Part of a data file
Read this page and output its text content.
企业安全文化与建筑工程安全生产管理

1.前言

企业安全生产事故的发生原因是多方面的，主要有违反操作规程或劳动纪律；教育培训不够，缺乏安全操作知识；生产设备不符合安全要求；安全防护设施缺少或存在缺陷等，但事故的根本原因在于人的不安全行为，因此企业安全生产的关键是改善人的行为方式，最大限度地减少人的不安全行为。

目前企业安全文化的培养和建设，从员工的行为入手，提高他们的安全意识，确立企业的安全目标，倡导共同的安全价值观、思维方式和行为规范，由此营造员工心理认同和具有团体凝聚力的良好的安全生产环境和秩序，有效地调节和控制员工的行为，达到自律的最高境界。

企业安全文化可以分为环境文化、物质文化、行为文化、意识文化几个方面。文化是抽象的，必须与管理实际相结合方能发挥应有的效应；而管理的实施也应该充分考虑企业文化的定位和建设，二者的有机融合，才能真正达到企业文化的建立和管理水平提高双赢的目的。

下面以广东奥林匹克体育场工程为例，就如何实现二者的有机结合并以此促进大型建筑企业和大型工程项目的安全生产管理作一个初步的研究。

- [Instruction]
Print every entry exactly as it appears.

- [Finished task]
Read this page and output its text content.
企业安全文化与建筑工程安全生产管理

1.前言

企业安全生产事故的发生原因是多方面的，主要有违反操作规程或劳动纪律；教育培训不够，缺乏安全操作知识；生产设备不符合安全要求；安全防护设施缺少或存在缺陷等，但事故的根本原因在于人的不安全行为，因此企业安全生产的关键是改善人的行为方式，最大限度地减少人的不安全行为。

目前企业安全文化的培养和建设，从员工的行为入手，提高他们的安全意识，确立企业的安全目标，倡导共同的安全价值观、思维方式和行为规范，由此营造员工心理认同和具有团体凝聚力的良好的安全生产环境和秩序，有效地调节和控制员工的行为，达到自律的最高境界。

企业安全文化可以分为环境文化、物质文化、行为文化、意识文化几个方面。文化是抽象的，必须与管理实际相结合方能发挥应有的效应；而管理的实施也应该充分考虑企业文化的定位和建设，二者的有机融合，才能真正达到企业文化的建立和管理水平提高双赢的目的。

下面以广东奥林匹克体育场工程为例，就如何实现二者的有机结合并以此促进大型建筑企业和大型工程项目的安全生产管理作一个初步的研究。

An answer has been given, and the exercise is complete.